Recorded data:

================================

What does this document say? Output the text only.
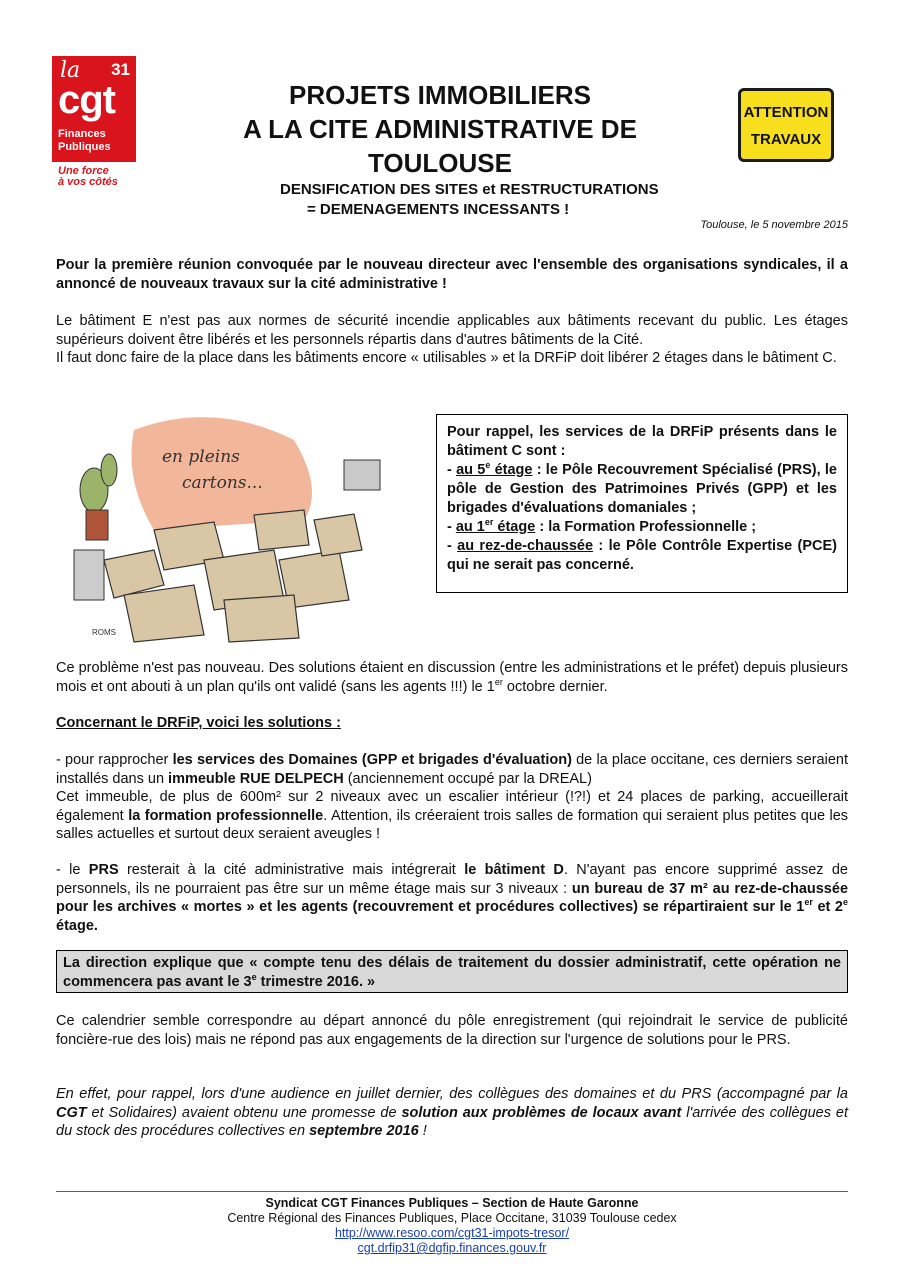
la 31
cgt
Finances
Publiques
Une force
à vos côtés
PROJETS IMMOBILIERS
A LA CITE ADMINISTRATIVE DE
TOULOUSE
DENSIFICATION DES SITES et RESTRUCTURATIONS
= DEMENAGEMENTS INCESSANTS !
ATTENTION
TRAVAUX
Toulouse, le 5 novembre 2015
Pour la première réunion convoquée par le nouveau directeur avec l'ensemble des organisations syndicales, il a annoncé de nouveaux travaux sur la cité administrative !
Le bâtiment E n'est pas aux normes de sécurité incendie applicables aux bâtiments recevant du public. Les étages supérieurs doivent être libérés et les personnels répartis dans d'autres bâtiments de la Cité.
Il faut donc faire de la place dans les bâtiments encore « utilisables » et la DRFiP doit libérer 2 étages dans le bâtiment C.
en pleins
cartons...
ROMS
Pour rappel, les services de la DRFiP présents dans le bâtiment C sont :
- au 5e étage : le Pôle Recouvrement Spécialisé (PRS), le pôle de Gestion des Patrimoines Privés (GPP) et les brigades d'évaluations domaniales ;
- au 1er étage : la Formation Professionnelle ;
- au rez-de-chaussée : le Pôle Contrôle Expertise (PCE) qui ne serait pas concerné.
Ce problème n'est pas nouveau. Des solutions étaient en discussion (entre les administrations et le préfet) depuis plusieurs mois et ont abouti à un plan qu'ils ont validé (sans les agents !!!) le 1er octobre dernier.
Concernant le DRFiP, voici les solutions :
- pour rapprocher les services des Domaines (GPP et brigades d'évaluation) de la place occitane, ces derniers seraient installés dans un immeuble RUE DELPECH (anciennement occupé par la DREAL)
Cet immeuble, de plus de 600m² sur 2 niveaux avec un escalier intérieur (!?!) et 24 places de parking, accueillerait également la formation professionnelle. Attention, ils créeraient trois salles de formation qui seraient plus petites que les salles actuelles et surtout deux seraient aveugles !
- le PRS resterait à la cité administrative mais intégrerait le bâtiment D. N'ayant pas encore supprimé assez de personnels, ils ne pourraient pas être sur un même étage mais sur 3 niveaux : un bureau de 37 m² au rez-de-chaussée pour les archives « mortes » et les agents (recouvrement et procédures collectives) se répartiraient sur le 1er et 2e étage.
La direction explique que « compte tenu des délais de traitement du dossier administratif, cette opération ne commencera pas avant le 3e trimestre 2016. »
Ce calendrier semble correspondre au départ annoncé du pôle enregistrement (qui rejoindrait le service de publicité foncière-rue des lois) mais ne répond pas aux engagements de la direction sur l'urgence de solutions pour le PRS.
En effet, pour rappel, lors d'une audience en juillet dernier, des collègues des domaines et du PRS (accompagné par la CGT et Solidaires) avaient obtenu une promesse de solution aux problèmes de locaux avant l'arrivée des collègues et du stock des procédures collectives en septembre 2016 !
Syndicat CGT Finances Publiques – Section de Haute Garonne
Centre Régional des Finances Publiques, Place Occitane, 31039 Toulouse cedex
http://www.resoo.com/cgt31-impots-tresor/
cgt.drfip31@dgfip.finances.gouv.fr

================================

Work instructions:
Your task is to retype all the entries exactly and leave out any pictures.

Solution below:
What does this document say? Output the text only.
la 31
cgt
Finances
Publiques
Une force
à vos côtés
PROJETS IMMOBILIERS
A LA CITE ADMINISTRATIVE DE
TOULOUSE
DENSIFICATION DES SITES et RESTRUCTURATIONS
= DEMENAGEMENTS INCESSANTS !
ATTENTION
TRAVAUX
Toulouse, le 5 novembre 2015
Pour la première réunion convoquée par le nouveau directeur avec l'ensemble des organisations syndicales, il a annoncé de nouveaux travaux sur la cité administrative !
Le bâtiment E n'est pas aux normes de sécurité incendie applicables aux bâtiments recevant du public. Les étages supérieurs doivent être libérés et les personnels répartis dans d'autres bâtiments de la Cité.
Il faut donc faire de la place dans les bâtiments encore « utilisables » et la DRFiP doit libérer 2 étages dans le bâtiment C.
en pleins
cartons...
ROMS
Pour rappel, les services de la DRFiP présents dans le bâtiment C sont :
- au 5e étage : le Pôle Recouvrement Spécialisé (PRS), le pôle de Gestion des Patrimoines Privés (GPP) et les brigades d'évaluations domaniales ;
- au 1er étage : la Formation Professionnelle ;
- au rez-de-chaussée : le Pôle Contrôle Expertise (PCE) qui ne serait pas concerné.
Ce problème n'est pas nouveau. Des solutions étaient en discussion (entre les administrations et le préfet) depuis plusieurs mois et ont abouti à un plan qu'ils ont validé (sans les agents !!!) le 1er octobre dernier.
Concernant le DRFiP, voici les solutions :
- pour rapprocher les services des Domaines (GPP et brigades d'évaluation) de la place occitane, ces derniers seraient installés dans un immeuble RUE DELPECH (anciennement occupé par la DREAL)
Cet immeuble, de plus de 600m² sur 2 niveaux avec un escalier intérieur (!?!) et 24 places de parking, accueillerait également la formation professionnelle. Attention, ils créeraient trois salles de formation qui seraient plus petites que les salles actuelles et surtout deux seraient aveugles !
- le PRS resterait à la cité administrative mais intégrerait le bâtiment D. N'ayant pas encore supprimé assez de personnels, ils ne pourraient pas être sur un même étage mais sur 3 niveaux : un bureau de 37 m² au rez-de-chaussée pour les archives « mortes » et les agents (recouvrement et procédures collectives) se répartiraient sur le 1er et 2e étage.
La direction explique que « compte tenu des délais de traitement du dossier administratif, cette opération ne commencera pas avant le 3e trimestre 2016. »
Ce calendrier semble correspondre au départ annoncé du pôle enregistrement (qui rejoindrait le service de publicité foncière-rue des lois) mais ne répond pas aux engagements de la direction sur l'urgence de solutions pour le PRS.
En effet, pour rappel, lors d'une audience en juillet dernier, des collègues des domaines et du PRS (accompagné par la CGT et Solidaires) avaient obtenu une promesse de solution aux problèmes de locaux avant l'arrivée des collègues et du stock des procédures collectives en septembre 2016 !
Syndicat CGT Finances Publiques – Section de Haute Garonne
Centre Régional des Finances Publiques, Place Occitane, 31039 Toulouse cedex
http://www.resoo.com/cgt31-impots-tresor/
cgt.drfip31@dgfip.finances.gouv.fr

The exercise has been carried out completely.